▶ Do this: Each line that holds the word "Show" is to be identified and copied.

▶ Materials provided:
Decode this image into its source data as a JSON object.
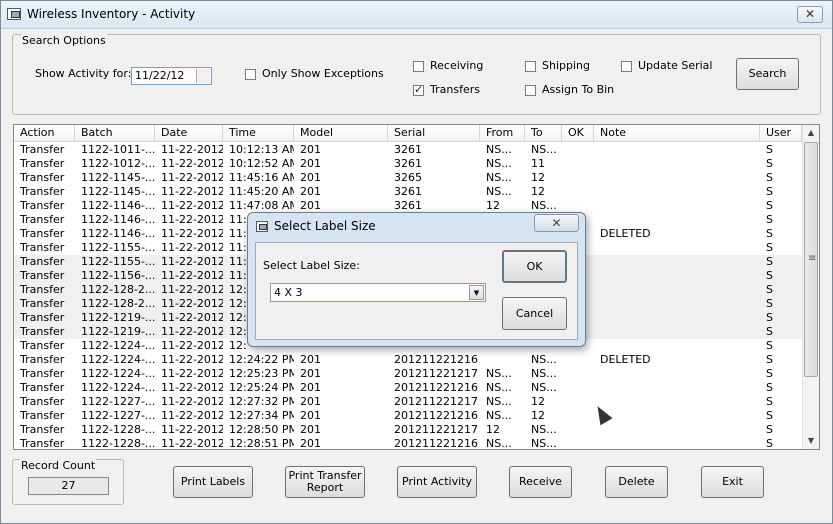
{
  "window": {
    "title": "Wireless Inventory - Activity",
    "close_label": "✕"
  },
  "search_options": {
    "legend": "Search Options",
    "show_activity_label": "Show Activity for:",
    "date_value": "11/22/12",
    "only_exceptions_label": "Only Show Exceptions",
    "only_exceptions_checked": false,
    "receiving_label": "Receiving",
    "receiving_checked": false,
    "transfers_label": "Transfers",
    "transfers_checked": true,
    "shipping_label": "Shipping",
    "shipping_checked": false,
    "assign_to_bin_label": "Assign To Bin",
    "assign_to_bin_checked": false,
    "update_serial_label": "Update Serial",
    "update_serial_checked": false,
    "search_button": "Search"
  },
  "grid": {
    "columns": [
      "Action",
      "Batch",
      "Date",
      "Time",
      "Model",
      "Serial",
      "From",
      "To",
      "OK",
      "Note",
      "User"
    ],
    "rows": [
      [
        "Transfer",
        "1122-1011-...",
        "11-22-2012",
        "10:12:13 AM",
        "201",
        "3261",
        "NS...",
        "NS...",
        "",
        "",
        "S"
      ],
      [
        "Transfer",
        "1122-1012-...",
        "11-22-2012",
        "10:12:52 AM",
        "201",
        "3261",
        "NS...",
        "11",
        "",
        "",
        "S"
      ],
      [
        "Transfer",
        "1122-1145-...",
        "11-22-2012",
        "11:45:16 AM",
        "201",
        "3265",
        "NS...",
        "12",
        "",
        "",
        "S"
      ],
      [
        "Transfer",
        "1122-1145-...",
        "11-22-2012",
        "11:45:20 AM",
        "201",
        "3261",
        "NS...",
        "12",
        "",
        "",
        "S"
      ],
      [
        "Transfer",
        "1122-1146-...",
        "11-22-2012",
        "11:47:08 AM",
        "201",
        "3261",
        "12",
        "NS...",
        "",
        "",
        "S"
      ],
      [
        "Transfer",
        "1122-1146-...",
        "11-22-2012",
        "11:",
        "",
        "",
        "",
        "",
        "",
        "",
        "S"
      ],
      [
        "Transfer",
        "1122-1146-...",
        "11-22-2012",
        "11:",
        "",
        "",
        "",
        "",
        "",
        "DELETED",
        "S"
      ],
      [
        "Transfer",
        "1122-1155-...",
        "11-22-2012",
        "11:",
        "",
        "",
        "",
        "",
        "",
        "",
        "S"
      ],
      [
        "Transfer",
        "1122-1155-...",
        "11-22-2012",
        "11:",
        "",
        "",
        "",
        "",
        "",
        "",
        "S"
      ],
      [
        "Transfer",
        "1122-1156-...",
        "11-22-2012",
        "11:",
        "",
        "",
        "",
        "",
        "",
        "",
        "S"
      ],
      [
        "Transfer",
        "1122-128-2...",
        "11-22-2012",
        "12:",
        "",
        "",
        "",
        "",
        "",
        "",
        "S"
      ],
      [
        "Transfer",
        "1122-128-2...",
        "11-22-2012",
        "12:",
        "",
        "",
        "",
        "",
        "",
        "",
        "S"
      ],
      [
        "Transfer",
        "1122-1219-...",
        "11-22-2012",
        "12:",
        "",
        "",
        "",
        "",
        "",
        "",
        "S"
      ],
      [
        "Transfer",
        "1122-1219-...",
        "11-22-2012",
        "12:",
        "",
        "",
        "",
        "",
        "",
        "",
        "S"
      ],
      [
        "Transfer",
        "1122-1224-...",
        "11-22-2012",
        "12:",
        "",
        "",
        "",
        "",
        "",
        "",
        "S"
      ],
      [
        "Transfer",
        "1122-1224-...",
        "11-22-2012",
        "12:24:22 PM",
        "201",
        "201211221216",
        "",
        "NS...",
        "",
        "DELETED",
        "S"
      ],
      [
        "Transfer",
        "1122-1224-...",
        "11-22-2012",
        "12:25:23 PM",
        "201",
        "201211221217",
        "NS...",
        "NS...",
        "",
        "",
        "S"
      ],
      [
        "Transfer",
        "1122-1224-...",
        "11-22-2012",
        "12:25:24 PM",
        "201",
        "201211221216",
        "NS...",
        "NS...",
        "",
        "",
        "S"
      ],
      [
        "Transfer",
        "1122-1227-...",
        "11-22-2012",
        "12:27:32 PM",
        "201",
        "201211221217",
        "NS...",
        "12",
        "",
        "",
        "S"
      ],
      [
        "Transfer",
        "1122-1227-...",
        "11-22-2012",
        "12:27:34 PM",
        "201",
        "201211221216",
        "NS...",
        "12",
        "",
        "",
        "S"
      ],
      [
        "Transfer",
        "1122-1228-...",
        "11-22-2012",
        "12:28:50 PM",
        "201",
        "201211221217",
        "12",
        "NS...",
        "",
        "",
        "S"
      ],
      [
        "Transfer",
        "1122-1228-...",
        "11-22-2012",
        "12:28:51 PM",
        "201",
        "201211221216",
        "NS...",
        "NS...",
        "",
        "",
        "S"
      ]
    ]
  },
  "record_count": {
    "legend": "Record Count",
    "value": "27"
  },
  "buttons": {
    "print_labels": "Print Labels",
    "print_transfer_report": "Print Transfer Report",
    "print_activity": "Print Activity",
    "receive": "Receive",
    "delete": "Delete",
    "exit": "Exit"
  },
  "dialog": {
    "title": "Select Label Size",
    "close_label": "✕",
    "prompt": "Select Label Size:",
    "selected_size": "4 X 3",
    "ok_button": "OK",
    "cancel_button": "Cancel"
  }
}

--

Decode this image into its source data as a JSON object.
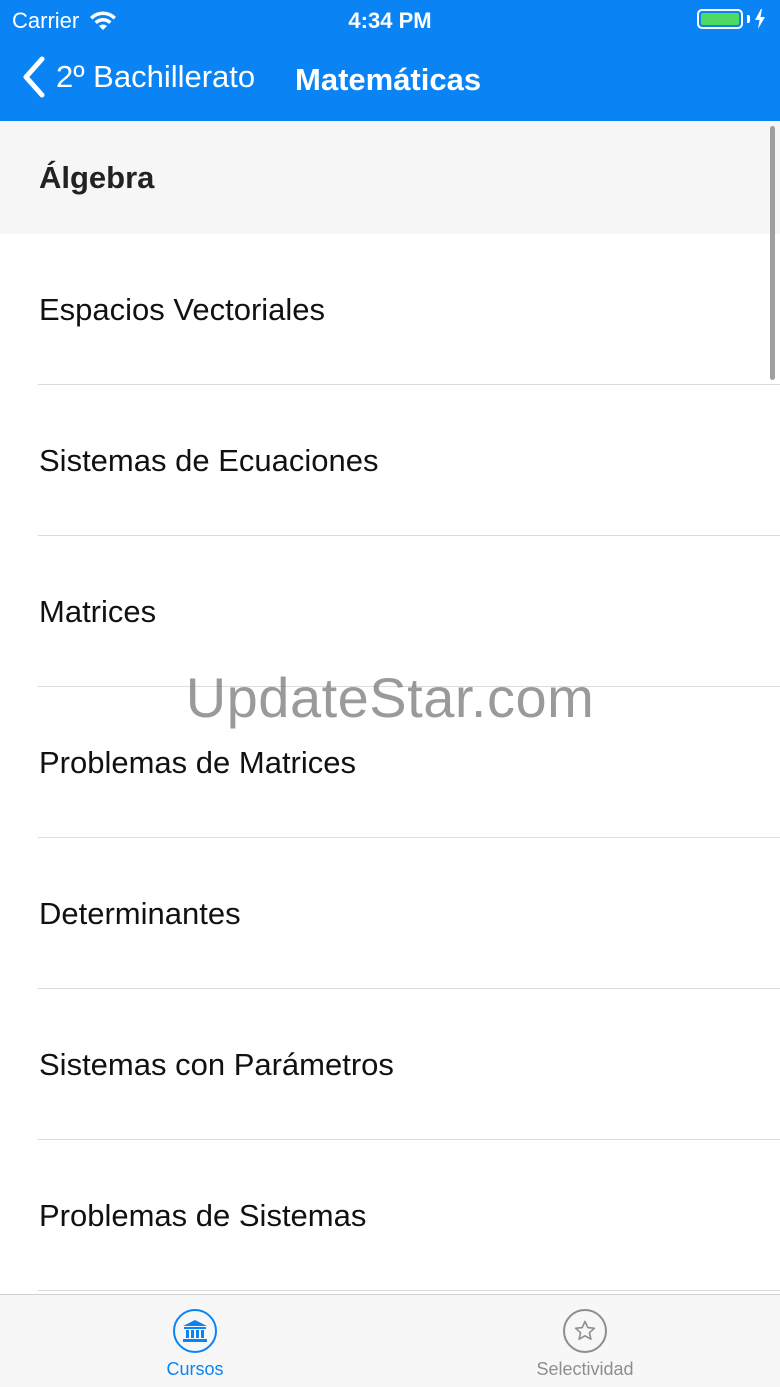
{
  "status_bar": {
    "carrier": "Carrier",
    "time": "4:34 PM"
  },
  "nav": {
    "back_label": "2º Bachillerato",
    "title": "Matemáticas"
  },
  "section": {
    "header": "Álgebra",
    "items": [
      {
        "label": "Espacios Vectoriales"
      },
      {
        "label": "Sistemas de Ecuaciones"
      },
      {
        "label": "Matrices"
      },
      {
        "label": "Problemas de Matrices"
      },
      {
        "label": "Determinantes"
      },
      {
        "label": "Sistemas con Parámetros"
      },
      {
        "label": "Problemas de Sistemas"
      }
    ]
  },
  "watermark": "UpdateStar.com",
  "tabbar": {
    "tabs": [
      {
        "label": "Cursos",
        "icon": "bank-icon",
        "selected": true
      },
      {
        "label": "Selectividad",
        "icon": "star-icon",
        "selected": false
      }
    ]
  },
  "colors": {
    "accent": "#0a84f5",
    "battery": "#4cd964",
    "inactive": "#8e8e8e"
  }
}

▶ Expected answer:
    "show_activity_label": "Show Activity for:",
    "only_exceptions_label": "Only Show Exceptions",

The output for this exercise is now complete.